Do this => Read the material below. Count the lines containing "icon" and give that count alone.
* begin Data listing *
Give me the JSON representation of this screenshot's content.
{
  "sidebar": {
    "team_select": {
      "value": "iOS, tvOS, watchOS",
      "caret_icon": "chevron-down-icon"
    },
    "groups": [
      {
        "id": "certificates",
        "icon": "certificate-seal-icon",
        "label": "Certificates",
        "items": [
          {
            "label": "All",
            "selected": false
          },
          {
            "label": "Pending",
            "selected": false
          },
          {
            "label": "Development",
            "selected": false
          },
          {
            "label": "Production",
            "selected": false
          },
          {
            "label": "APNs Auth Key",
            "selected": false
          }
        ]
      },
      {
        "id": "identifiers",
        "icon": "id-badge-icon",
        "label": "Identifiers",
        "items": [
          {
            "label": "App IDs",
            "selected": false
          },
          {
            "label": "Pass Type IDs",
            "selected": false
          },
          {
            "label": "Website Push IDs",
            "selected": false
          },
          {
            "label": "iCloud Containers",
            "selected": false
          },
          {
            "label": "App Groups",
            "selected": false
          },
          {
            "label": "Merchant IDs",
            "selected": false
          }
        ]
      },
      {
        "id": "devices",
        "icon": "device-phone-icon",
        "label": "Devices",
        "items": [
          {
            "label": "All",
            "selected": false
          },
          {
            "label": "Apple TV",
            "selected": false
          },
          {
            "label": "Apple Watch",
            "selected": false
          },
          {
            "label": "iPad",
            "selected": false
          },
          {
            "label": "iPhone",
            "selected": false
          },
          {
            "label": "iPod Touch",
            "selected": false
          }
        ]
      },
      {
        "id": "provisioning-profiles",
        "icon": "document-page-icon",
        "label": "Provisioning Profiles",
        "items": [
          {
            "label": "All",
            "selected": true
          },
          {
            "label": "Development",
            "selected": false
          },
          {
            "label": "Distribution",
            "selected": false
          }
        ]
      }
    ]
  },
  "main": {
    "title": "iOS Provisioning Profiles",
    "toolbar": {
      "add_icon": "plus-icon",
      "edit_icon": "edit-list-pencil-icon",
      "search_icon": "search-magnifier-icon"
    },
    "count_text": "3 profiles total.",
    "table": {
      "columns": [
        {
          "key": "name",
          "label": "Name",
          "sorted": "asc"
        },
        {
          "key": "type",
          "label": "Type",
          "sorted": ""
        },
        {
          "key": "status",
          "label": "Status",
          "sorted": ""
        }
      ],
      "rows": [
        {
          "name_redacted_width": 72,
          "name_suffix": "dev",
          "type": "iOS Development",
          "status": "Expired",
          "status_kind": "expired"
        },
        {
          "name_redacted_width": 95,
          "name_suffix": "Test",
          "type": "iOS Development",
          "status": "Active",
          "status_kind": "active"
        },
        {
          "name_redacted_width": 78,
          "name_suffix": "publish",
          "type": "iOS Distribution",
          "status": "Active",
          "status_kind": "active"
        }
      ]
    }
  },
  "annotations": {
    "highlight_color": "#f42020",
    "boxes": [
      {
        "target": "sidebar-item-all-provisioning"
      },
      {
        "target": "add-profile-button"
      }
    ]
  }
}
* end Data listing *
Correct answer => 8